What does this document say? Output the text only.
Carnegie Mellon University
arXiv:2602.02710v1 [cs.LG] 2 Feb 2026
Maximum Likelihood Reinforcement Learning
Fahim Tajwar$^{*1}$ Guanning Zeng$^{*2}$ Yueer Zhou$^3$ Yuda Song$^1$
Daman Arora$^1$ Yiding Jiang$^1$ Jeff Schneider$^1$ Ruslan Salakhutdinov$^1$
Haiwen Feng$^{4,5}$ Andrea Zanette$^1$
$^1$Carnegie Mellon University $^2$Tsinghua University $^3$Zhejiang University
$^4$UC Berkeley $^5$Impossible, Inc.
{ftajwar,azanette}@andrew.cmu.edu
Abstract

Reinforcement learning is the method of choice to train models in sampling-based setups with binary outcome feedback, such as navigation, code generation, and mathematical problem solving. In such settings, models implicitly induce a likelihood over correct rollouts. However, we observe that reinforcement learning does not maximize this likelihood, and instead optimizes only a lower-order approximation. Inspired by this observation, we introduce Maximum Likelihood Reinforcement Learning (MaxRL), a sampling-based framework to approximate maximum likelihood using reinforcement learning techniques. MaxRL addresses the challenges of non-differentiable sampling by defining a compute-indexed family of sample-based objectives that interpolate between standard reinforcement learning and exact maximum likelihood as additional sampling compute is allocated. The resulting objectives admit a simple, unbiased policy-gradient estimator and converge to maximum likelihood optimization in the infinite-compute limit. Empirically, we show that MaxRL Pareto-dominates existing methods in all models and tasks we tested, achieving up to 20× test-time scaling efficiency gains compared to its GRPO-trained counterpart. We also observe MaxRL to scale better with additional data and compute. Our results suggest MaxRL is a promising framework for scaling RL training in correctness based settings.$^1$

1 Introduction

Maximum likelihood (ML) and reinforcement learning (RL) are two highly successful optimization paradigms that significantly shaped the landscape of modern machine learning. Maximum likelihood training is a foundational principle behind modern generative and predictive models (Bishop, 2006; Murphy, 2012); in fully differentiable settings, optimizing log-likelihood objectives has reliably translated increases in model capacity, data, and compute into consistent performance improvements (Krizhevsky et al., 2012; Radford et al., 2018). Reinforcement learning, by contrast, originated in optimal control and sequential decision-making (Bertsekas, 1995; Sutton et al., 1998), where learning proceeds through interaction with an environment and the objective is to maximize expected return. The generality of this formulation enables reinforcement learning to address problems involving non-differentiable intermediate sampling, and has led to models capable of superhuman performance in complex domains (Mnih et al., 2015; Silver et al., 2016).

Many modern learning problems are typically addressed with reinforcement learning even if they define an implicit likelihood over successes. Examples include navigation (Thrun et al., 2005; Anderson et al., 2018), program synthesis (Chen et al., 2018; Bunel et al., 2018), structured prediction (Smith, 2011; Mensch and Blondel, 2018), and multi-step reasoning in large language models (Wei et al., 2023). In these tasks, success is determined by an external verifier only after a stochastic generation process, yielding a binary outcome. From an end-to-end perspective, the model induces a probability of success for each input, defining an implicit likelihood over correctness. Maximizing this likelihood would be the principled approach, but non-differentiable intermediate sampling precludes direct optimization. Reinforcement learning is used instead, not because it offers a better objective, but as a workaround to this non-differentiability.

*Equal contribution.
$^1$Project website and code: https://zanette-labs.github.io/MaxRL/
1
· · · · · · ·
Find the lines that include the string "Mellon", then copy each of them.

_ANSWER TO THE PROBLEM_
Carnegie Mellon University
$^1$Carnegie Mellon University $^2$Tsinghua University $^3$Zhejiang University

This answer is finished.